Reproduce every line of the material below verbatim and in its original order, keeping each character, tab, and bracketed coordinate unchanged.

---------------

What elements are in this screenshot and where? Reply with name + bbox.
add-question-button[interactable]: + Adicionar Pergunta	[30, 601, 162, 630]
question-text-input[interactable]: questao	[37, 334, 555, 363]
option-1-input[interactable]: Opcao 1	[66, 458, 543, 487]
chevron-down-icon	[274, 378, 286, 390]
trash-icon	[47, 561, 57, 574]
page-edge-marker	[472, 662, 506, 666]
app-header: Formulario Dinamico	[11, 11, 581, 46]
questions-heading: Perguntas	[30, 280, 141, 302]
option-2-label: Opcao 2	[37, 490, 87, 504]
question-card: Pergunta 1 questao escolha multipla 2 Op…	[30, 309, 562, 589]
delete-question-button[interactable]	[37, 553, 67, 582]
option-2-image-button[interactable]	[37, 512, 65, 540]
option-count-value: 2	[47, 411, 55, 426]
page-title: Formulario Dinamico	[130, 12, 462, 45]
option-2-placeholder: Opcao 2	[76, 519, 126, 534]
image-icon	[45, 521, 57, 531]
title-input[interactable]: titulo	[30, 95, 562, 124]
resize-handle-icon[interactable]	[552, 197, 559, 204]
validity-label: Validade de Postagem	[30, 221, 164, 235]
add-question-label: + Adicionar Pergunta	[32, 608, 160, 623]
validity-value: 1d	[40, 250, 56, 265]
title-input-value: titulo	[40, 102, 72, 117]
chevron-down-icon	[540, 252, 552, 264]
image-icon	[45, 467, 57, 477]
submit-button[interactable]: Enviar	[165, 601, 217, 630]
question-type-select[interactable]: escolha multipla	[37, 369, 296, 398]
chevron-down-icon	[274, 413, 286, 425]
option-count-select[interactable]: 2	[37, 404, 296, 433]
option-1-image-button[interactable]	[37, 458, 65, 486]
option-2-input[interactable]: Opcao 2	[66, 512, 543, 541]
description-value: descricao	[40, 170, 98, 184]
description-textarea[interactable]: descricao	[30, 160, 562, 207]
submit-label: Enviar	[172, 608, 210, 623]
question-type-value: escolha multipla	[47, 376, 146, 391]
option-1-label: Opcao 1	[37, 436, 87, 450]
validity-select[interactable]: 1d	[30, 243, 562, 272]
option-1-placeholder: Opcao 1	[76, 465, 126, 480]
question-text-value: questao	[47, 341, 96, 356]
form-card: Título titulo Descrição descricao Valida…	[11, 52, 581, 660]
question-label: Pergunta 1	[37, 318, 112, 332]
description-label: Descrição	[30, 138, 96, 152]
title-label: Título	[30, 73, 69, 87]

---------------

• _FINISHED ANSWER_
What elements are in this screenshot and where? Reply with name + bbox.
add-question-button[interactable]: + Adicionar Pergunta	[30, 601, 162, 630]
question-text-input[interactable]: questao	[37, 334, 555, 363]
option-1-input[interactable]: Opcao 1	[66, 458, 543, 487]
chevron-down-icon	[274, 378, 286, 390]
trash-icon	[47, 561, 57, 574]
page-edge-marker	[472, 662, 506, 666]
app-header: Formulario Dinamico	[11, 11, 581, 46]
questions-heading: Perguntas	[30, 280, 141, 302]
option-2-label: Opcao 2	[37, 490, 87, 504]
question-card: Pergunta 1 questao escolha multipla 2 Op…	[30, 309, 562, 589]
delete-question-button[interactable]	[37, 553, 67, 582]
option-2-image-button[interactable]	[37, 512, 65, 540]
option-count-value: 2	[47, 411, 55, 426]
page-title: Formulario Dinamico	[130, 12, 462, 45]
option-2-placeholder: Opcao 2	[76, 519, 126, 534]
image-icon	[45, 521, 57, 531]
title-input[interactable]: titulo	[30, 95, 562, 124]
resize-handle-icon[interactable]	[552, 197, 559, 204]
validity-label: Validade de Postagem	[30, 221, 164, 235]
add-question-label: + Adicionar Pergunta	[32, 608, 160, 623]
validity-value: 1d	[40, 250, 56, 265]
title-input-value: titulo	[40, 102, 72, 117]
chevron-down-icon	[540, 252, 552, 264]
image-icon	[45, 467, 57, 477]
submit-button[interactable]: Enviar	[165, 601, 217, 630]
question-type-select[interactable]: escolha multipla	[37, 369, 296, 398]
chevron-down-icon	[274, 413, 286, 425]
option-count-select[interactable]: 2	[37, 404, 296, 433]
option-1-image-button[interactable]	[37, 458, 65, 486]
option-2-input[interactable]: Opcao 2	[66, 512, 543, 541]
description-value: descricao	[40, 170, 98, 184]
description-textarea[interactable]: descricao	[30, 160, 562, 207]
submit-label: Enviar	[172, 608, 210, 623]
question-type-value: escolha multipla	[47, 376, 146, 391]
option-1-label: Opcao 1	[37, 436, 87, 450]
validity-select[interactable]: 1d	[30, 243, 562, 272]
option-1-placeholder: Opcao 1	[76, 465, 126, 480]
question-text-value: questao	[47, 341, 96, 356]
form-card: Título titulo Descrição descricao Valida…	[11, 52, 581, 660]
question-label: Pergunta 1	[37, 318, 112, 332]
description-label: Descrição	[30, 138, 96, 152]
title-label: Título	[30, 73, 69, 87]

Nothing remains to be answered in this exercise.